» Your goal:
Show every line in the records below that contains the word "Hoop".

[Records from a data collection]
— Start —
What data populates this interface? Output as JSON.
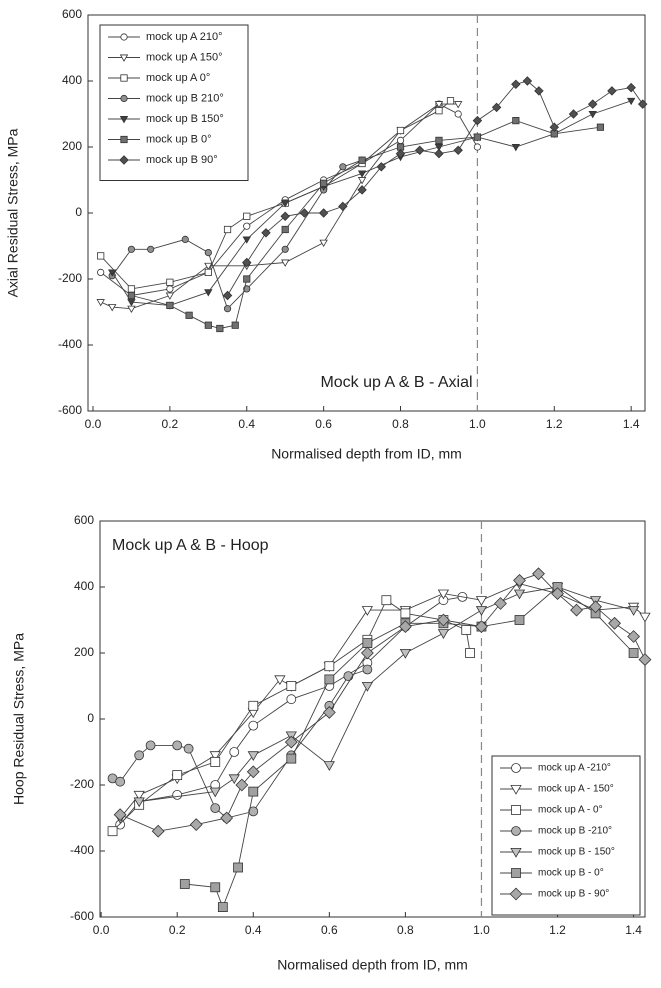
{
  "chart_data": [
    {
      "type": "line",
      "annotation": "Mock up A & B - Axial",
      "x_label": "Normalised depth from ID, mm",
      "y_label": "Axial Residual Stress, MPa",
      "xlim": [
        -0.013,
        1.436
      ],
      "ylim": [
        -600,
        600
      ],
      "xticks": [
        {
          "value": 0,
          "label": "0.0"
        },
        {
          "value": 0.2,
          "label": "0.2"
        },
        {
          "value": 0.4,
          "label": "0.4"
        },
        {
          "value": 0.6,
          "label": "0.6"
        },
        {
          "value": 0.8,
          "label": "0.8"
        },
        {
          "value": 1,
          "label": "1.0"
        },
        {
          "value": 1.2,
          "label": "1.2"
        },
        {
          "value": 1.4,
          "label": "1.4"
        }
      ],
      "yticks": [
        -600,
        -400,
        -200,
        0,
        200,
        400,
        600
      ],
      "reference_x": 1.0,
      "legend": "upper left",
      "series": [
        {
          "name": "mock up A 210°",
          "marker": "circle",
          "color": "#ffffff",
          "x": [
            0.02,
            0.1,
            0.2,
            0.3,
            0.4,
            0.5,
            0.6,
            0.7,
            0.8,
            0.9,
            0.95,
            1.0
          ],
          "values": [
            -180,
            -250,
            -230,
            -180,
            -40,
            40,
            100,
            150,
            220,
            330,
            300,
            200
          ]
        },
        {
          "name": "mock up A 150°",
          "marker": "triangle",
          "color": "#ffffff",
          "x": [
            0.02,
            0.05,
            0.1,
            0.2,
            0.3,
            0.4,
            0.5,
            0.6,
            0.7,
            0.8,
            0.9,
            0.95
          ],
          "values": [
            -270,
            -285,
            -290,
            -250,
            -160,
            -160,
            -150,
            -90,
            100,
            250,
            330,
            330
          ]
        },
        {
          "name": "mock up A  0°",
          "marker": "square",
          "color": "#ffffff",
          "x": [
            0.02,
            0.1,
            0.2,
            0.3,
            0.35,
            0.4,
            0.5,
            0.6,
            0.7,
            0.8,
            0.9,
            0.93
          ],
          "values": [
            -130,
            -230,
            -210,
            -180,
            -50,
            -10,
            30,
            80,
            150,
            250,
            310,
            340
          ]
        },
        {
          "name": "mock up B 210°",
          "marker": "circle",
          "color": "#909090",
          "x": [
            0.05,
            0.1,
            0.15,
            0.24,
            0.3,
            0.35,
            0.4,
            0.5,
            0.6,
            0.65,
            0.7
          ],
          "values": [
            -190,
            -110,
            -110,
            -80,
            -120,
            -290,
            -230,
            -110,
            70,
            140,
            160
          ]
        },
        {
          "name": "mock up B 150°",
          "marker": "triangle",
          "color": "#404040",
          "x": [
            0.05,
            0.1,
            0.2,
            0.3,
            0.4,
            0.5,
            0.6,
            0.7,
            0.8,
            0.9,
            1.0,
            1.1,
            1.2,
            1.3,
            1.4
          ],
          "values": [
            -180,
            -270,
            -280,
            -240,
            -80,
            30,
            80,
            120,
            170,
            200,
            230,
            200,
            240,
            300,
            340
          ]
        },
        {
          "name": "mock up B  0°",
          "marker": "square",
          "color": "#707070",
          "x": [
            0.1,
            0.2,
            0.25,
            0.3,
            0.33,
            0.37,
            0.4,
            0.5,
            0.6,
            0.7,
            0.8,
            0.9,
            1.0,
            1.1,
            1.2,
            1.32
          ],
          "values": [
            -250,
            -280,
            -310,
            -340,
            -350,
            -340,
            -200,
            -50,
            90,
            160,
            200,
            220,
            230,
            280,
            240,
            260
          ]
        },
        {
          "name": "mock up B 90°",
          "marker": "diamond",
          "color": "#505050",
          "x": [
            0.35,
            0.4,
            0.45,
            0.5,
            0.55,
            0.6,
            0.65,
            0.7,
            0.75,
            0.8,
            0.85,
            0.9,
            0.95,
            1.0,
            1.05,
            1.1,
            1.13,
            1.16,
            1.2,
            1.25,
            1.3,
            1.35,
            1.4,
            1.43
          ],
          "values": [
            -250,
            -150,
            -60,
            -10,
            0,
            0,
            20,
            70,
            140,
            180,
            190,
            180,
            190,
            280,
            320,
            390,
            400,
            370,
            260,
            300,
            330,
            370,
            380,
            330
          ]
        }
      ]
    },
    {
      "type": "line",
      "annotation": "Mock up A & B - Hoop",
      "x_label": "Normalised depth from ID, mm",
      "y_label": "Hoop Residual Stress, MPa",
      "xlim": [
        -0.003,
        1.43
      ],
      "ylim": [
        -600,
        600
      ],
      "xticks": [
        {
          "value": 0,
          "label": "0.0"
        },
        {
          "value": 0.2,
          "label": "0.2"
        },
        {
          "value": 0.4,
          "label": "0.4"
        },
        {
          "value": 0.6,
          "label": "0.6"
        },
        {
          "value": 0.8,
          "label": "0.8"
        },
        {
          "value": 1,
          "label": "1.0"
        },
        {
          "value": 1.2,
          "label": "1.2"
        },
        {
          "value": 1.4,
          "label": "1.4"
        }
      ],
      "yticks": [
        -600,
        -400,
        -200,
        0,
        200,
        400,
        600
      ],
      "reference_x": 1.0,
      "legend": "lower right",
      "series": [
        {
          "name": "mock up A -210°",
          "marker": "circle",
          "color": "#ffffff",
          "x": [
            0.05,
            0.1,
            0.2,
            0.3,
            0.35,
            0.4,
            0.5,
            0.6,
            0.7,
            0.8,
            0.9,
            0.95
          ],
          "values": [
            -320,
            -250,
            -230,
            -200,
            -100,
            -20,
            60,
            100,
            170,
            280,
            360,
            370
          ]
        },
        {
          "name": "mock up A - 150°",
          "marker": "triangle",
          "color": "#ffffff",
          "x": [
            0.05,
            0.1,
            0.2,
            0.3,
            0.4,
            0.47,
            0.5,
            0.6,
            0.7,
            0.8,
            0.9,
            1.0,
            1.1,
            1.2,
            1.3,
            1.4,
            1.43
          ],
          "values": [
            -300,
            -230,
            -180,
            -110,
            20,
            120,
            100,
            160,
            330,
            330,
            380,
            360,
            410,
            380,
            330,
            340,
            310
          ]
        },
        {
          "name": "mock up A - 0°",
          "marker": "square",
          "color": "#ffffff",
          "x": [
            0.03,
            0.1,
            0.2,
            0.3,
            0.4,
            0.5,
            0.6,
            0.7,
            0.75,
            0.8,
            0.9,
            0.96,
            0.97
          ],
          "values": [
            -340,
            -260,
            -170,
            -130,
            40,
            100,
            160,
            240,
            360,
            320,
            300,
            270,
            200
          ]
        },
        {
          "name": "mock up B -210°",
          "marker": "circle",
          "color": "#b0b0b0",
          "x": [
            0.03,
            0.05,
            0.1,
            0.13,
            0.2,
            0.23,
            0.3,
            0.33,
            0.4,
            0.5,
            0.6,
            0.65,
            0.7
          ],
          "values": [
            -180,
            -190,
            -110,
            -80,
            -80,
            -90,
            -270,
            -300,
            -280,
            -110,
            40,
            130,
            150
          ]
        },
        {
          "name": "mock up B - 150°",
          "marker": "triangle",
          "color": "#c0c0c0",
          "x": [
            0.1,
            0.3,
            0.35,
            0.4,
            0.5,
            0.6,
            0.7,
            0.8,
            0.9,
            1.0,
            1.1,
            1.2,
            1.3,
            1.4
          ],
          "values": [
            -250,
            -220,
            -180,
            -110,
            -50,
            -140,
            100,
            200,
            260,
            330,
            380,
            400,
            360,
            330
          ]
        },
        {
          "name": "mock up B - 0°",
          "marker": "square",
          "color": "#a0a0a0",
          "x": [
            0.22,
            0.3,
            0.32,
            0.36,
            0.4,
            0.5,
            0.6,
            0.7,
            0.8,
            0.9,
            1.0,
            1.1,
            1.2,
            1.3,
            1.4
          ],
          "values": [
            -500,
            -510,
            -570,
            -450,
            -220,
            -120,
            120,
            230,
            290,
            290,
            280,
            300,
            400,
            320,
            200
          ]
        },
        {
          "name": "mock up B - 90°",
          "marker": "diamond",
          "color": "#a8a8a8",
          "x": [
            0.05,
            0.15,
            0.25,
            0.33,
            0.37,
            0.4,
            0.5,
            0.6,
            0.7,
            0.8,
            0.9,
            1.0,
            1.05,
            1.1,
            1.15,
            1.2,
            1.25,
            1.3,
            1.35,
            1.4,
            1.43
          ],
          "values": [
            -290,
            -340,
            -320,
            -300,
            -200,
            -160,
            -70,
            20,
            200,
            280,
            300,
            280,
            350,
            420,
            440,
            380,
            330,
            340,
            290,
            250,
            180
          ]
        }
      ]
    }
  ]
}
— End —
— Start —
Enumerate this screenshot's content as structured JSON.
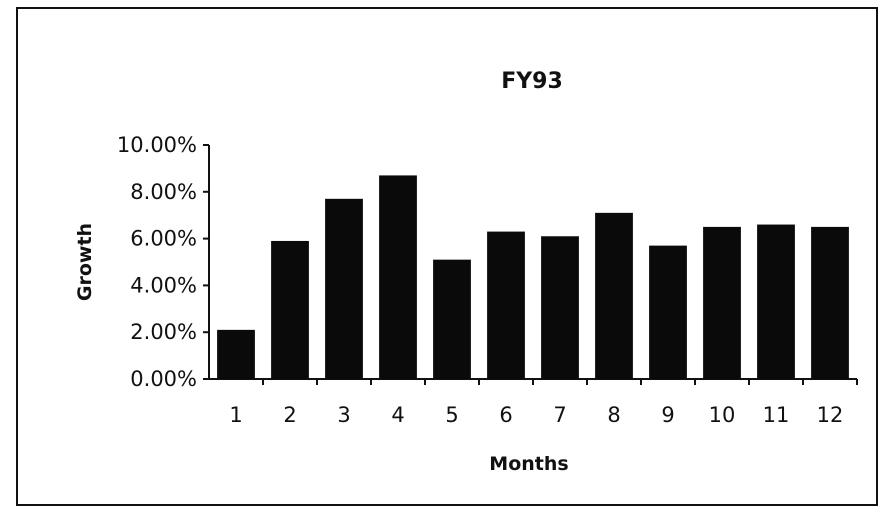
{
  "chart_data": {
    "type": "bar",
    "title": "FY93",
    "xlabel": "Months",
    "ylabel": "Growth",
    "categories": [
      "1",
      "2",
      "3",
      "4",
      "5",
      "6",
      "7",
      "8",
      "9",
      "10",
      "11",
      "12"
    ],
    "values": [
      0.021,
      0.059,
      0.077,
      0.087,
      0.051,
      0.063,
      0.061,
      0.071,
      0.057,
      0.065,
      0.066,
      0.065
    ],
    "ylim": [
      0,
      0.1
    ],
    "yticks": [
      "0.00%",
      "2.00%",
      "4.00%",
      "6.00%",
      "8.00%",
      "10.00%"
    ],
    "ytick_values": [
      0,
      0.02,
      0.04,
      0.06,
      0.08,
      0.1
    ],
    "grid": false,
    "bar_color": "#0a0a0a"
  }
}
— End —
» The completed task:
      "annotation": "Mock up A & B - Hoop",
      "y_label": "Hoop Residual Stress, MPa",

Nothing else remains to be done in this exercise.